Only lines holding the string "count" are wanted; copy each one from the material.

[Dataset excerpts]
-- Start --

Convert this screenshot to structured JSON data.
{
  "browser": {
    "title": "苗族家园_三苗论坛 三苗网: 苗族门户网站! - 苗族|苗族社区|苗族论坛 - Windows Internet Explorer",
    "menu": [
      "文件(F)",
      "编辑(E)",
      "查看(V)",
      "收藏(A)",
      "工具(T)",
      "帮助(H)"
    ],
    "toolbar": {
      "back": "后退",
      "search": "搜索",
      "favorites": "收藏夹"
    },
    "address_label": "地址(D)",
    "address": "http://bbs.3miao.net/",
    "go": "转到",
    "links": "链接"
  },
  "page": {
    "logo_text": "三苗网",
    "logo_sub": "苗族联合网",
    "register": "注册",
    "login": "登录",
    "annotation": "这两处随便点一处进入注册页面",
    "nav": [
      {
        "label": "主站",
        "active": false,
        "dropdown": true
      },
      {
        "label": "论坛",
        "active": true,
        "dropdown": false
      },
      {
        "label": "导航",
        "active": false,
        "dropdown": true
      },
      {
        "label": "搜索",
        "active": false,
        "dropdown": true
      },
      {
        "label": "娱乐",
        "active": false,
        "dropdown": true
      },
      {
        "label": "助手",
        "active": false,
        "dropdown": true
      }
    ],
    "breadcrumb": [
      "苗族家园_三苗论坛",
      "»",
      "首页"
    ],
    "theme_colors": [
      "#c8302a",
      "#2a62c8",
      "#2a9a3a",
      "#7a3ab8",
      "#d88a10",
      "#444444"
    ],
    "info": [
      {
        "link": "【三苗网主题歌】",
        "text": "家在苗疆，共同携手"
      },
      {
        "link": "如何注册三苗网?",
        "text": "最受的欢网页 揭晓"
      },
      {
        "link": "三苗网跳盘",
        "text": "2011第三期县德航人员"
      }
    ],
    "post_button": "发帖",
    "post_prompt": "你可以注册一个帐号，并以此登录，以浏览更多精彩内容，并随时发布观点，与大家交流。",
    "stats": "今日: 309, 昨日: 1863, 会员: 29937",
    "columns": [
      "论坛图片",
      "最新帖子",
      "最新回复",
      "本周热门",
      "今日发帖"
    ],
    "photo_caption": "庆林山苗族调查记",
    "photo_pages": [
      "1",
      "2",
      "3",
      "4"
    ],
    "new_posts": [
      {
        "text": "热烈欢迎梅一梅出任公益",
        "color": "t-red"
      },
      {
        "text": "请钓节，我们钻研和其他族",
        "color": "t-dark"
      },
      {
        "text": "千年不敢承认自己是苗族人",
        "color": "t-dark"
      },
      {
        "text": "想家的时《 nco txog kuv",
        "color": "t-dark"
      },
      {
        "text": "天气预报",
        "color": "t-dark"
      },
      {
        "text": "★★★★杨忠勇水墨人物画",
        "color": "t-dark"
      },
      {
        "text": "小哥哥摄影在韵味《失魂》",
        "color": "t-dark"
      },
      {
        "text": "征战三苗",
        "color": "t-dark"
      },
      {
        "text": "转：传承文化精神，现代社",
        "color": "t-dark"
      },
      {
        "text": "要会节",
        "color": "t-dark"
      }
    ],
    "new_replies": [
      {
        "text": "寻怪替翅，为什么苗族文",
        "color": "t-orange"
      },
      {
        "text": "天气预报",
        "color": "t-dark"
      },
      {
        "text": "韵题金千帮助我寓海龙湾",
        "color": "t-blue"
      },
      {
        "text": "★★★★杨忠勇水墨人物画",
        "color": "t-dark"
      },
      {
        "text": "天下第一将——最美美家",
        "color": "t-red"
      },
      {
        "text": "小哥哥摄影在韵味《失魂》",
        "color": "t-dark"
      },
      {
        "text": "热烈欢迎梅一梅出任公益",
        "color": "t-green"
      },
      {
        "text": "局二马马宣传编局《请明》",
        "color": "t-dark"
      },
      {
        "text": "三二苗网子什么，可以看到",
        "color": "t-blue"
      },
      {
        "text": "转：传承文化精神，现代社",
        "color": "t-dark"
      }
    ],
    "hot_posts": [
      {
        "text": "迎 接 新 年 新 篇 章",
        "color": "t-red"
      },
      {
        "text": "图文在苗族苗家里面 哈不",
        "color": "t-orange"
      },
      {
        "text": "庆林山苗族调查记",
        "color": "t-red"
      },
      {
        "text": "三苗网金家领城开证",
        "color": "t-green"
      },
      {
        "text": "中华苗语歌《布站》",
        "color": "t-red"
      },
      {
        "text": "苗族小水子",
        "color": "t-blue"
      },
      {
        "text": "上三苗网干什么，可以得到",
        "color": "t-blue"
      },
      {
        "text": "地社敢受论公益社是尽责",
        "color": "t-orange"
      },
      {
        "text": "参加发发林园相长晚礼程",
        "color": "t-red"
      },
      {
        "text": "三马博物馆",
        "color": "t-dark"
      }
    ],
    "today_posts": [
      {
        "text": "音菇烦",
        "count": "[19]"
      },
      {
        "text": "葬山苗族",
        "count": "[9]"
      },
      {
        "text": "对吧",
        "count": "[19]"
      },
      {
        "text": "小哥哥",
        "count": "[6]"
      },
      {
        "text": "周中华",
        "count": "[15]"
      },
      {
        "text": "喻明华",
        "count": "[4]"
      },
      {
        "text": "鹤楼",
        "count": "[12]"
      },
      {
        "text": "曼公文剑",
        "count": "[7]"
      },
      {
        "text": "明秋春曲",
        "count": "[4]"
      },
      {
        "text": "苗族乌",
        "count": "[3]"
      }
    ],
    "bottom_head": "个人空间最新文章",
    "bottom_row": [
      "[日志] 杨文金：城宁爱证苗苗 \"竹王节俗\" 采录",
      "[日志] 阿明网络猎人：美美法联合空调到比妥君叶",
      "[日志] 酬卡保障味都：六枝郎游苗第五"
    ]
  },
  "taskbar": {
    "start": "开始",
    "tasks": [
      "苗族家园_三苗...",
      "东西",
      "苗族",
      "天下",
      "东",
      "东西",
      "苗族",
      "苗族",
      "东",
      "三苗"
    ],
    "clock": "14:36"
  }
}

-- End --

- [Exercise response]:
        "count": "[19]"
        "count": "[9]"
        "count": "[19]"
        "count": "[6]"
        "count": "[15]"
        "count": "[4]"
        "count": "[12]"
        "count": "[7]"
        "count": "[4]"
        "count": "[3]"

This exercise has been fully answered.